WHAT YOU WILL DO - Copy everything in the data below exactly except the pictures.

___ MATERIAL FOR THIS TASK

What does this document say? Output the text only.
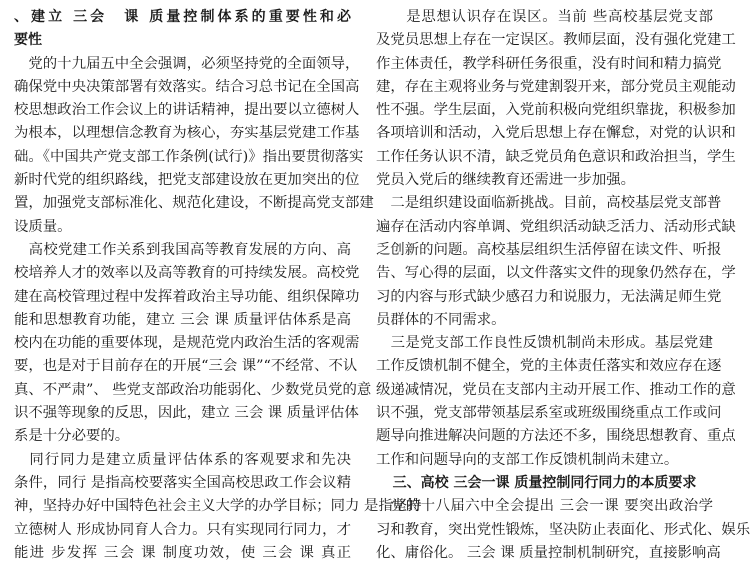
、建立 三会　课 质量控制体系的重要性和必
要性
　党的十九届五中全会强调，必须坚持党的全面领导，
确保党中央决策部署有效落实。结合习总书记在全国高
校思想政治工作会议上的讲话精神，提出要以立德树人
为根本，以理想信念教育为核心，夯实基层党建工作基
础。《中国共产党支部工作条例(试行)》指出要贯彻落实
新时代党的组织路线，把党支部建设放在更加突出的位
置，加强党支部标准化、规范化建设，不断提高党支部建
设质量。
　高校党建工作关系到我国高等教育发展的方向、高
校培养人才的效率以及高等教育的可持续发展。高校党
建在高校管理过程中发挥着政治主导功能、组织保障功
能和思想教育功能，建立 三会 课 质量评估体系是高
校内在功能的重要体现，是规范党内政治生活的客观需
要，也是对于目前存在的开展“三会 课”“不经常、不认
真、不严肃”、 些党支部政治功能弱化、少数党员党的意
识不强等现象的反思，因此，建立 三会 课 质量评估体
系是十分必要的。
　同行同力是建立质量评估体系的客观要求和先决
条件，同行 是指高校要落实全国高校思政工作会议精
神，坚持办好中国特色社会主义大学的办学目标；同力 是指坚持
立德树人 形成协同育人合力。只有实现同行同力，才
能进 步发挥 三会 课 制度功效，使 三会 课 真正
　　是思想认识存在误区。当前 些高校基层党支部
及党员思想上存在一定误区。教师层面，没有强化党建工
作主体责任，教学科研任务很重，没有时间和精力搞党
建，存在主观将业务与党建割裂开来，部分党员主观能动
性不强。学生层面，入党前积极向党组织靠拢，积极参加
各项培训和活动，入党后思想上存在懈怠，对党的认识和
工作任务认识不清，缺乏党员角色意识和政治担当，学生
党员入党后的继续教育还需进一步加强。
　二是组织建设面临新挑战。目前，高校基层党支部普
遍存在活动内容单调、党组织活动缺乏活力、活动形式缺
乏创新的问题。高校基层组织生活停留在读文件、听报
告、写心得的层面，以文件落实文件的现象仍然存在，学
习的内容与形式缺少感召力和说服力，无法满足师生党
员群体的不同需求。
　三是党支部工作良性反馈机制尚未形成。基层党建
工作反馈机制不健全，党的主体责任落实和效应存在逐
级递减情况，党员在支部内主动开展工作、推动工作的意
识不强，党支部带领基层系室或班级围绕重点工作或问
题导向推进解决问题的方法还不多，围绕思想教育、重点
工作和问题导向的支部工作反馈机制尚未建立。
三、高校 三会一课 质量控制同行同力的本质要求
　党的十八届六中全会提出 三会一课 要突出政治学
习和教育，突出党性锻炼，坚决防止表面化、形式化、娱乐
化、庸俗化。 三会 课 质量控制机制研究，直接影响高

______

RESPONSE TO THIS TASK -
What does this document say? Output the text only.
、建立 三会　课 质量控制体系的重要性和必
要性
　党的十九届五中全会强调，必须坚持党的全面领导，
确保党中央决策部署有效落实。结合习总书记在全国高
校思想政治工作会议上的讲话精神，提出要以立德树人
为根本，以理想信念教育为核心，夯实基层党建工作基
础。《中国共产党支部工作条例(试行)》指出要贯彻落实
新时代党的组织路线，把党支部建设放在更加突出的位
置，加强党支部标准化、规范化建设，不断提高党支部建
设质量。
　高校党建工作关系到我国高等教育发展的方向、高
校培养人才的效率以及高等教育的可持续发展。高校党
建在高校管理过程中发挥着政治主导功能、组织保障功
能和思想教育功能，建立 三会 课 质量评估体系是高
校内在功能的重要体现，是规范党内政治生活的客观需
要，也是对于目前存在的开展“三会 课”“不经常、不认
真、不严肃”、 些党支部政治功能弱化、少数党员党的意
识不强等现象的反思，因此，建立 三会 课 质量评估体
系是十分必要的。
　同行同力是建立质量评估体系的客观要求和先决
条件，同行 是指高校要落实全国高校思政工作会议精
神，坚持办好中国特色社会主义大学的办学目标；同力 是指坚持
立德树人 形成协同育人合力。只有实现同行同力，才
能进 步发挥 三会 课 制度功效，使 三会 课 真正
　　是思想认识存在误区。当前 些高校基层党支部
及党员思想上存在一定误区。教师层面，没有强化党建工
作主体责任，教学科研任务很重，没有时间和精力搞党
建，存在主观将业务与党建割裂开来，部分党员主观能动
性不强。学生层面，入党前积极向党组织靠拢，积极参加
各项培训和活动，入党后思想上存在懈怠，对党的认识和
工作任务认识不清，缺乏党员角色意识和政治担当，学生
党员入党后的继续教育还需进一步加强。
　二是组织建设面临新挑战。目前，高校基层党支部普
遍存在活动内容单调、党组织活动缺乏活力、活动形式缺
乏创新的问题。高校基层组织生活停留在读文件、听报
告、写心得的层面，以文件落实文件的现象仍然存在，学
习的内容与形式缺少感召力和说服力，无法满足师生党
员群体的不同需求。
　三是党支部工作良性反馈机制尚未形成。基层党建
工作反馈机制不健全，党的主体责任落实和效应存在逐
级递减情况，党员在支部内主动开展工作、推动工作的意
识不强，党支部带领基层系室或班级围绕重点工作或问
题导向推进解决问题的方法还不多，围绕思想教育、重点
工作和问题导向的支部工作反馈机制尚未建立。
三、高校 三会一课 质量控制同行同力的本质要求
　党的十八届六中全会提出 三会一课 要突出政治学
习和教育，突出党性锻炼，坚决防止表面化、形式化、娱乐
化、庸俗化。 三会 课 质量控制机制研究，直接影响高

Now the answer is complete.